-- begin The data --
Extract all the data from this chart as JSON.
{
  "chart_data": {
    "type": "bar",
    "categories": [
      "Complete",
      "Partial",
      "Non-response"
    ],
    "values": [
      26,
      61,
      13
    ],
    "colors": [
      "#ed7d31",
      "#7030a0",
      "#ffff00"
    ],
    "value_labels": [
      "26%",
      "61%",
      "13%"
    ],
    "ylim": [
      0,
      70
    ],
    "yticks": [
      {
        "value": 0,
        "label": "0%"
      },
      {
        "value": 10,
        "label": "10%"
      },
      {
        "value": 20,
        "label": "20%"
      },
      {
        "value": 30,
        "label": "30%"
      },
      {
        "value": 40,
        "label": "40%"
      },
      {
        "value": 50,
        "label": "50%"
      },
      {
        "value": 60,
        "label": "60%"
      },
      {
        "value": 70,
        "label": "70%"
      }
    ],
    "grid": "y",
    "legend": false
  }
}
-- end The data --
Exercise prompt> Write out every record verbatim.

Solution to this problem>
Extract all the data from this chart as JSON.
{
  "chart_data": {
    "type": "bar",
    "categories": [
      "Complete",
      "Partial",
      "Non-response"
    ],
    "values": [
      26,
      61,
      13
    ],
    "colors": [
      "#ed7d31",
      "#7030a0",
      "#ffff00"
    ],
    "value_labels": [
      "26%",
      "61%",
      "13%"
    ],
    "ylim": [
      0,
      70
    ],
    "yticks": [
      {
        "value": 0,
        "label": "0%"
      },
      {
        "value": 10,
        "label": "10%"
      },
      {
        "value": 20,
        "label": "20%"
      },
      {
        "value": 30,
        "label": "30%"
      },
      {
        "value": 40,
        "label": "40%"
      },
      {
        "value": 50,
        "label": "50%"
      },
      {
        "value": 60,
        "label": "60%"
      },
      {
        "value": 70,
        "label": "70%"
      }
    ],
    "grid": "y",
    "legend": false
  }
}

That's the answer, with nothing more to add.